_Direction_. The entries below contain pictures. Retype everything except those pictures, exactly as given.

_Entries supplied_.
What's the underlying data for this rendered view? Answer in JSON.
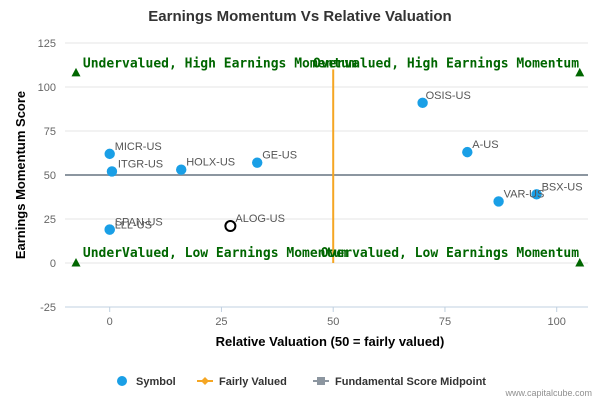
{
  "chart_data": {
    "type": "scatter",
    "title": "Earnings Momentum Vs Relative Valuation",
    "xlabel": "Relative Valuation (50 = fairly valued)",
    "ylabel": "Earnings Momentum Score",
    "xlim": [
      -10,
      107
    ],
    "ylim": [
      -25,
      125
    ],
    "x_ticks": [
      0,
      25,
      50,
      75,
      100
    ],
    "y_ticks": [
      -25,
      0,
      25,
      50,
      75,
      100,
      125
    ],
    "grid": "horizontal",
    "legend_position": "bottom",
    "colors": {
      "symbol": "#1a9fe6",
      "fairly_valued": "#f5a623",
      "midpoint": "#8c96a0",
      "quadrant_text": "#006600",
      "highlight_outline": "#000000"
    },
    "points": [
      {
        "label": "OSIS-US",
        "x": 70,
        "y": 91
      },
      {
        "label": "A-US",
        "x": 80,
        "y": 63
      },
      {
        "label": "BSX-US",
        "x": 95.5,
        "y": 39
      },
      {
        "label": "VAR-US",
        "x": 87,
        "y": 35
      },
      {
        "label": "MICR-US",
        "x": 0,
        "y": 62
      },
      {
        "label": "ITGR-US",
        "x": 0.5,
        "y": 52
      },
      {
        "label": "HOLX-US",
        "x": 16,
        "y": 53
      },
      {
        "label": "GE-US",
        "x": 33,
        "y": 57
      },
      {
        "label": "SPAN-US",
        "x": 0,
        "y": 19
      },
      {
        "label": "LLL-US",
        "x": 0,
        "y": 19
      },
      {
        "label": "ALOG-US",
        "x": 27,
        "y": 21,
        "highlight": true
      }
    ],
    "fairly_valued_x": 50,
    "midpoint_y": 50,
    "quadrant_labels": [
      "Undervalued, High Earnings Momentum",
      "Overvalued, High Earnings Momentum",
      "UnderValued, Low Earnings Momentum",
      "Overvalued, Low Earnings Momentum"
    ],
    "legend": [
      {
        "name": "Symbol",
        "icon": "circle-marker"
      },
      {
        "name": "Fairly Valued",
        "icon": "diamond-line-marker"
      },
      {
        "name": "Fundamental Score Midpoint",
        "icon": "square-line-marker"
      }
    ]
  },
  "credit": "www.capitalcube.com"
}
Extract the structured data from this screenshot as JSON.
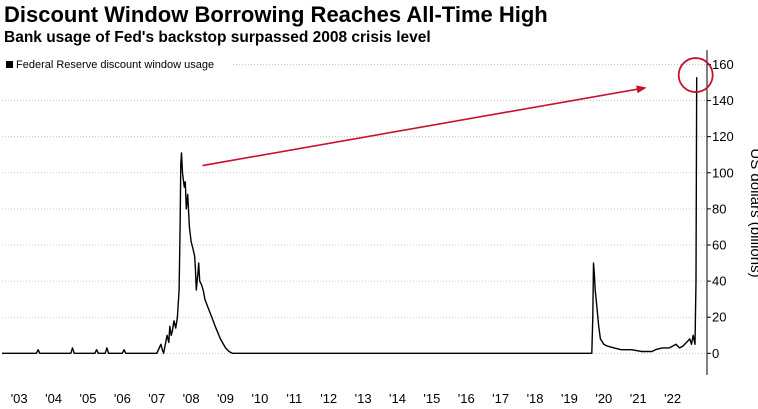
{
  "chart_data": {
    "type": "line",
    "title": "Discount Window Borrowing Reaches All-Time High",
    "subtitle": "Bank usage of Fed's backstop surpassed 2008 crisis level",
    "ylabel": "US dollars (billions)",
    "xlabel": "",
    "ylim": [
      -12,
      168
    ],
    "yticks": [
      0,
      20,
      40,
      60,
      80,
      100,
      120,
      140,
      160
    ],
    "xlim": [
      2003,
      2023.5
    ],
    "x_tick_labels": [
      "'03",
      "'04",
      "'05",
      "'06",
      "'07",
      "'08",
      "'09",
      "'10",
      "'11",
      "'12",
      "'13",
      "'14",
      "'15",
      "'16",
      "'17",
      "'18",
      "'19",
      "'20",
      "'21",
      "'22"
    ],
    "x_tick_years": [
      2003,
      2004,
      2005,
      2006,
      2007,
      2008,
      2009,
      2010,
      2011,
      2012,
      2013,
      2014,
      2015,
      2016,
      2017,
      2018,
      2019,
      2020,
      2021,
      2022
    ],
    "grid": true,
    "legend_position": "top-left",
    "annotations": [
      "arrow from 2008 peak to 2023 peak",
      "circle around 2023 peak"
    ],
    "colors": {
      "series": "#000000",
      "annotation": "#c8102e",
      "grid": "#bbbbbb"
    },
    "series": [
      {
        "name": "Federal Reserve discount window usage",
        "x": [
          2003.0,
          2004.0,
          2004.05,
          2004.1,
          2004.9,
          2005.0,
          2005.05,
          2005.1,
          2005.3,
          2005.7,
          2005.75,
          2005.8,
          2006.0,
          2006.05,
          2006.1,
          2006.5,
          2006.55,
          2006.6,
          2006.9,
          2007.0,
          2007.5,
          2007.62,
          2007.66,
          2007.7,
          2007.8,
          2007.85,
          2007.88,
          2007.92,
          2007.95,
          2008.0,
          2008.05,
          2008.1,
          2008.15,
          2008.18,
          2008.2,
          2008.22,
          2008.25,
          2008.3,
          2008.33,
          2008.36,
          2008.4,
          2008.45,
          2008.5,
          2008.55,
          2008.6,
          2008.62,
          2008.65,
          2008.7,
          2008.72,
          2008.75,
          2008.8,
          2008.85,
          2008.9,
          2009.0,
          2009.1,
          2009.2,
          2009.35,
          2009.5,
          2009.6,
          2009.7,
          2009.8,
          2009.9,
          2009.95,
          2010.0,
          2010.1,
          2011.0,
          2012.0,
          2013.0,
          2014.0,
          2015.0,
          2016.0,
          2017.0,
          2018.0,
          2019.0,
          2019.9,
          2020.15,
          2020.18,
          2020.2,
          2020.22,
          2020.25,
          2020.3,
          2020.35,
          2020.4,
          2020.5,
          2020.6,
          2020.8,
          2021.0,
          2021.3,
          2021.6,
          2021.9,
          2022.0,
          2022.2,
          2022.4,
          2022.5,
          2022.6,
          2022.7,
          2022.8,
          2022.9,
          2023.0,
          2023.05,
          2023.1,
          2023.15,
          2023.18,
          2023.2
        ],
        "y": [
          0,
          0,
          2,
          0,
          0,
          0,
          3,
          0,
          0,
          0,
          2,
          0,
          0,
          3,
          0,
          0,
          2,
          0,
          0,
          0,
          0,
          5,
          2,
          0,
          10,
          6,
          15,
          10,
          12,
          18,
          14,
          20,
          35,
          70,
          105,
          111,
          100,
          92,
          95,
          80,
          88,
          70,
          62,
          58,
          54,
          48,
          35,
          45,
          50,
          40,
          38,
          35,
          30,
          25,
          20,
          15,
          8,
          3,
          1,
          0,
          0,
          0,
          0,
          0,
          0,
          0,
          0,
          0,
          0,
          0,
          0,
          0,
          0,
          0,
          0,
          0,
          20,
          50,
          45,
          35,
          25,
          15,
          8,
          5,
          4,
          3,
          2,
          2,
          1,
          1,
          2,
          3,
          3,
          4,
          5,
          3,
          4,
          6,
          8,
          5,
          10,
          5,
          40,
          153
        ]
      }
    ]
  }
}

_Written solution_.
What's the underlying data for this rendered view? Answer in JSON.
{
  "chart_data": {
    "type": "scatter",
    "title": "Earnings Momentum Vs Relative Valuation",
    "xlabel": "Relative Valuation (50 = fairly valued)",
    "ylabel": "Earnings Momentum Score",
    "xlim": [
      -10,
      107
    ],
    "ylim": [
      -25,
      125
    ],
    "x_ticks": [
      0,
      25,
      50,
      75,
      100
    ],
    "y_ticks": [
      -25,
      0,
      25,
      50,
      75,
      100,
      125
    ],
    "grid": "horizontal",
    "legend_position": "bottom",
    "colors": {
      "symbol": "#1a9fe6",
      "fairly_valued": "#f5a623",
      "midpoint": "#8c96a0",
      "quadrant_text": "#006600",
      "highlight_outline": "#000000"
    },
    "points": [
      {
        "label": "OSIS-US",
        "x": 70,
        "y": 91
      },
      {
        "label": "A-US",
        "x": 80,
        "y": 63
      },
      {
        "label": "BSX-US",
        "x": 95.5,
        "y": 39
      },
      {
        "label": "VAR-US",
        "x": 87,
        "y": 35
      },
      {
        "label": "MICR-US",
        "x": 0,
        "y": 62
      },
      {
        "label": "ITGR-US",
        "x": 0.5,
        "y": 52
      },
      {
        "label": "HOLX-US",
        "x": 16,
        "y": 53
      },
      {
        "label": "GE-US",
        "x": 33,
        "y": 57
      },
      {
        "label": "SPAN-US",
        "x": 0,
        "y": 19
      },
      {
        "label": "LLL-US",
        "x": 0,
        "y": 19
      },
      {
        "label": "ALOG-US",
        "x": 27,
        "y": 21,
        "highlight": true
      }
    ],
    "fairly_valued_x": 50,
    "midpoint_y": 50,
    "quadrant_labels": [
      "Undervalued, High Earnings Momentum",
      "Overvalued, High Earnings Momentum",
      "UnderValued, Low Earnings Momentum",
      "Overvalued, Low Earnings Momentum"
    ],
    "legend": [
      {
        "name": "Symbol",
        "icon": "circle-marker"
      },
      {
        "name": "Fairly Valued",
        "icon": "diamond-line-marker"
      },
      {
        "name": "Fundamental Score Midpoint",
        "icon": "square-line-marker"
      }
    ]
  },
  "credit": "www.capitalcube.com"
}
Extract the structured data from this screenshot as JSON.
{
  "chart_data": {
    "type": "line",
    "title": "Discount Window Borrowing Reaches All-Time High",
    "subtitle": "Bank usage of Fed's backstop surpassed 2008 crisis level",
    "ylabel": "US dollars (billions)",
    "xlabel": "",
    "ylim": [
      -12,
      168
    ],
    "yticks": [
      0,
      20,
      40,
      60,
      80,
      100,
      120,
      140,
      160
    ],
    "xlim": [
      2003,
      2023.5
    ],
    "x_tick_labels": [
      "'03",
      "'04",
      "'05",
      "'06",
      "'07",
      "'08",
      "'09",
      "'10",
      "'11",
      "'12",
      "'13",
      "'14",
      "'15",
      "'16",
      "'17",
      "'18",
      "'19",
      "'20",
      "'21",
      "'22"
    ],
    "x_tick_years": [
      2003,
      2004,
      2005,
      2006,
      2007,
      2008,
      2009,
      2010,
      2011,
      2012,
      2013,
      2014,
      2015,
      2016,
      2017,
      2018,
      2019,
      2020,
      2021,
      2022
    ],
    "grid": true,
    "legend_position": "top-left",
    "annotations": [
      "arrow from 2008 peak to 2023 peak",
      "circle around 2023 peak"
    ],
    "colors": {
      "series": "#000000",
      "annotation": "#c8102e",
      "grid": "#bbbbbb"
    },
    "series": [
      {
        "name": "Federal Reserve discount window usage",
        "x": [
          2003.0,
          2004.0,
          2004.05,
          2004.1,
          2004.9,
          2005.0,
          2005.05,
          2005.1,
          2005.3,
          2005.7,
          2005.75,
          2005.8,
          2006.0,
          2006.05,
          2006.1,
          2006.5,
          2006.55,
          2006.6,
          2006.9,
          2007.0,
          2007.5,
          2007.62,
          2007.66,
          2007.7,
          2007.8,
          2007.85,
          2007.88,
          2007.92,
          2007.95,
          2008.0,
          2008.05,
          2008.1,
          2008.15,
          2008.18,
          2008.2,
          2008.22,
          2008.25,
          2008.3,
          2008.33,
          2008.36,
          2008.4,
          2008.45,
          2008.5,
          2008.55,
          2008.6,
          2008.62,
          2008.65,
          2008.7,
          2008.72,
          2008.75,
          2008.8,
          2008.85,
          2008.9,
          2009.0,
          2009.1,
          2009.2,
          2009.35,
          2009.5,
          2009.6,
          2009.7,
          2009.8,
          2009.9,
          2009.95,
          2010.0,
          2010.1,
          2011.0,
          2012.0,
          2013.0,
          2014.0,
          2015.0,
          2016.0,
          2017.0,
          2018.0,
          2019.0,
          2019.9,
          2020.15,
          2020.18,
          2020.2,
          2020.22,
          2020.25,
          2020.3,
          2020.35,
          2020.4,
          2020.5,
          2020.6,
          2020.8,
          2021.0,
          2021.3,
          2021.6,
          2021.9,
          2022.0,
          2022.2,
          2022.4,
          2022.5,
          2022.6,
          2022.7,
          2022.8,
          2022.9,
          2023.0,
          2023.05,
          2023.1,
          2023.15,
          2023.18,
          2023.2
        ],
        "y": [
          0,
          0,
          2,
          0,
          0,
          0,
          3,
          0,
          0,
          0,
          2,
          0,
          0,
          3,
          0,
          0,
          2,
          0,
          0,
          0,
          0,
          5,
          2,
          0,
          10,
          6,
          15,
          10,
          12,
          18,
          14,
          20,
          35,
          70,
          105,
          111,
          100,
          92,
          95,
          80,
          88,
          70,
          62,
          58,
          54,
          48,
          35,
          45,
          50,
          40,
          38,
          35,
          30,
          25,
          20,
          15,
          8,
          3,
          1,
          0,
          0,
          0,
          0,
          0,
          0,
          0,
          0,
          0,
          0,
          0,
          0,
          0,
          0,
          0,
          0,
          0,
          20,
          50,
          45,
          35,
          25,
          15,
          8,
          5,
          4,
          3,
          2,
          2,
          1,
          1,
          2,
          3,
          3,
          4,
          5,
          3,
          4,
          6,
          8,
          5,
          10,
          5,
          40,
          153
        ]
      }
    ]
  }
}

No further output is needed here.